→ **Figure content listings**

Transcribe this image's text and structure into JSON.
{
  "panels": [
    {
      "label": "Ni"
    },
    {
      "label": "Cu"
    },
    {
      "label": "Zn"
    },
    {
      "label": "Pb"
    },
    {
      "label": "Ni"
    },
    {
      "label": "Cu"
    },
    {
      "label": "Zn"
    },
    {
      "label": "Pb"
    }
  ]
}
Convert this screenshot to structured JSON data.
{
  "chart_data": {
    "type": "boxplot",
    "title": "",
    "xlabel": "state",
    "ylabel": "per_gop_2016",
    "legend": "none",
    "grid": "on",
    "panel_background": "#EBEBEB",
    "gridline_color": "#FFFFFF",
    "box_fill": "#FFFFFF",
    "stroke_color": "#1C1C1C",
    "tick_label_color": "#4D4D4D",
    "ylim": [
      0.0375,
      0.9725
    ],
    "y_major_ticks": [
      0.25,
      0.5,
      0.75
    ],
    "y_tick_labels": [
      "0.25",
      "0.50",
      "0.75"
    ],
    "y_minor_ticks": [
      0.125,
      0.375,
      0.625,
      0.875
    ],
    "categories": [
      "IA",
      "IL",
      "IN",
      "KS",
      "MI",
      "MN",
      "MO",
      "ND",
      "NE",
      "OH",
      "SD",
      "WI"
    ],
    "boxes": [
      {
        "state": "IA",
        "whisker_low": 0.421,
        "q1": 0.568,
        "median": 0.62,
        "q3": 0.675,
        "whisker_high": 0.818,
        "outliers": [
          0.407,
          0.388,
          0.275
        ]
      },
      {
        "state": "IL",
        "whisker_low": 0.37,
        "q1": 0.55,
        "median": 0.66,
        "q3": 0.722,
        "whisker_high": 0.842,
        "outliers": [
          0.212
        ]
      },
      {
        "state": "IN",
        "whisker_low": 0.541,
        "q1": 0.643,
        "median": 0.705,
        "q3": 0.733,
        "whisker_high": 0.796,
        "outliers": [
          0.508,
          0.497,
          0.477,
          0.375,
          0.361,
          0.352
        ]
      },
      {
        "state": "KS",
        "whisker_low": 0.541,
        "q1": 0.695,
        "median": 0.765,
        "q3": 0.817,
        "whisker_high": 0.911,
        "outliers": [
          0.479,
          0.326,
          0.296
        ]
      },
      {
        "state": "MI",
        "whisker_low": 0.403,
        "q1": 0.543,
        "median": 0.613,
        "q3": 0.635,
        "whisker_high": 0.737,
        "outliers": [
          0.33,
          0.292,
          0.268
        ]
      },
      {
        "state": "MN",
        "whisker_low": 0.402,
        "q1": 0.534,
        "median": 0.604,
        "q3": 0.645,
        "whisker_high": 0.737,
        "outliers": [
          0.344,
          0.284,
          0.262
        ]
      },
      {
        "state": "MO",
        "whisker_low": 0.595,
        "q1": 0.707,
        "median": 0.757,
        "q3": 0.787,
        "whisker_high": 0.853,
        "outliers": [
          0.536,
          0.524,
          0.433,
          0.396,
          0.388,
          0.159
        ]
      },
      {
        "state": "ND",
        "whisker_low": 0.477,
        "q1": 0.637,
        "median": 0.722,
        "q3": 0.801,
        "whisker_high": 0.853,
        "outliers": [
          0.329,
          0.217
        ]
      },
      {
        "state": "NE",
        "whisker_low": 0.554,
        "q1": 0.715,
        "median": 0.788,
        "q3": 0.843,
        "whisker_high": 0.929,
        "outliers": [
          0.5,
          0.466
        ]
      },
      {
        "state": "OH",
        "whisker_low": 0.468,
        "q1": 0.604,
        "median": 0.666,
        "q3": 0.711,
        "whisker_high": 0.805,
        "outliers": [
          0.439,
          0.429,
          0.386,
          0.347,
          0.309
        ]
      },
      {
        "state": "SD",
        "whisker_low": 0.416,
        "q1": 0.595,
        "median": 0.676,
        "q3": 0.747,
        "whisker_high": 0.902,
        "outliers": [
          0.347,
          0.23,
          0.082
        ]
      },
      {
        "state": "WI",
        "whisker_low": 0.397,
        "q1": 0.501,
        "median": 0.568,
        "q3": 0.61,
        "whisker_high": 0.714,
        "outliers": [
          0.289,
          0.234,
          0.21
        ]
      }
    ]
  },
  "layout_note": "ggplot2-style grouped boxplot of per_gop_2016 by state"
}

→ **Given problem**
Extract the complete data, matching each line exactly.

→ **Reply to the exercise**
Transcribe this image's text and structure into JSON.
{
  "panels": [
    {
      "label": "Ni"
    },
    {
      "label": "Cu"
    },
    {
      "label": "Zn"
    },
    {
      "label": "Pb"
    },
    {
      "label": "Ni"
    },
    {
      "label": "Cu"
    },
    {
      "label": "Zn"
    },
    {
      "label": "Pb"
    }
  ]
}
Convert this screenshot to structured JSON data.
{
  "chart_data": {
    "type": "boxplot",
    "title": "",
    "xlabel": "state",
    "ylabel": "per_gop_2016",
    "legend": "none",
    "grid": "on",
    "panel_background": "#EBEBEB",
    "gridline_color": "#FFFFFF",
    "box_fill": "#FFFFFF",
    "stroke_color": "#1C1C1C",
    "tick_label_color": "#4D4D4D",
    "ylim": [
      0.0375,
      0.9725
    ],
    "y_major_ticks": [
      0.25,
      0.5,
      0.75
    ],
    "y_tick_labels": [
      "0.25",
      "0.50",
      "0.75"
    ],
    "y_minor_ticks": [
      0.125,
      0.375,
      0.625,
      0.875
    ],
    "categories": [
      "IA",
      "IL",
      "IN",
      "KS",
      "MI",
      "MN",
      "MO",
      "ND",
      "NE",
      "OH",
      "SD",
      "WI"
    ],
    "boxes": [
      {
        "state": "IA",
        "whisker_low": 0.421,
        "q1": 0.568,
        "median": 0.62,
        "q3": 0.675,
        "whisker_high": 0.818,
        "outliers": [
          0.407,
          0.388,
          0.275
        ]
      },
      {
        "state": "IL",
        "whisker_low": 0.37,
        "q1": 0.55,
        "median": 0.66,
        "q3": 0.722,
        "whisker_high": 0.842,
        "outliers": [
          0.212
        ]
      },
      {
        "state": "IN",
        "whisker_low": 0.541,
        "q1": 0.643,
        "median": 0.705,
        "q3": 0.733,
        "whisker_high": 0.796,
        "outliers": [
          0.508,
          0.497,
          0.477,
          0.375,
          0.361,
          0.352
        ]
      },
      {
        "state": "KS",
        "whisker_low": 0.541,
        "q1": 0.695,
        "median": 0.765,
        "q3": 0.817,
        "whisker_high": 0.911,
        "outliers": [
          0.479,
          0.326,
          0.296
        ]
      },
      {
        "state": "MI",
        "whisker_low": 0.403,
        "q1": 0.543,
        "median": 0.613,
        "q3": 0.635,
        "whisker_high": 0.737,
        "outliers": [
          0.33,
          0.292,
          0.268
        ]
      },
      {
        "state": "MN",
        "whisker_low": 0.402,
        "q1": 0.534,
        "median": 0.604,
        "q3": 0.645,
        "whisker_high": 0.737,
        "outliers": [
          0.344,
          0.284,
          0.262
        ]
      },
      {
        "state": "MO",
        "whisker_low": 0.595,
        "q1": 0.707,
        "median": 0.757,
        "q3": 0.787,
        "whisker_high": 0.853,
        "outliers": [
          0.536,
          0.524,
          0.433,
          0.396,
          0.388,
          0.159
        ]
      },
      {
        "state": "ND",
        "whisker_low": 0.477,
        "q1": 0.637,
        "median": 0.722,
        "q3": 0.801,
        "whisker_high": 0.853,
        "outliers": [
          0.329,
          0.217
        ]
      },
      {
        "state": "NE",
        "whisker_low": 0.554,
        "q1": 0.715,
        "median": 0.788,
        "q3": 0.843,
        "whisker_high": 0.929,
        "outliers": [
          0.5,
          0.466
        ]
      },
      {
        "state": "OH",
        "whisker_low": 0.468,
        "q1": 0.604,
        "median": 0.666,
        "q3": 0.711,
        "whisker_high": 0.805,
        "outliers": [
          0.439,
          0.429,
          0.386,
          0.347,
          0.309
        ]
      },
      {
        "state": "SD",
        "whisker_low": 0.416,
        "q1": 0.595,
        "median": 0.676,
        "q3": 0.747,
        "whisker_high": 0.902,
        "outliers": [
          0.347,
          0.23,
          0.082
        ]
      },
      {
        "state": "WI",
        "whisker_low": 0.397,
        "q1": 0.501,
        "median": 0.568,
        "q3": 0.61,
        "whisker_high": 0.714,
        "outliers": [
          0.289,
          0.234,
          0.21
        ]
      }
    ]
  },
  "layout_note": "ggplot2-style grouped boxplot of per_gop_2016 by state"
}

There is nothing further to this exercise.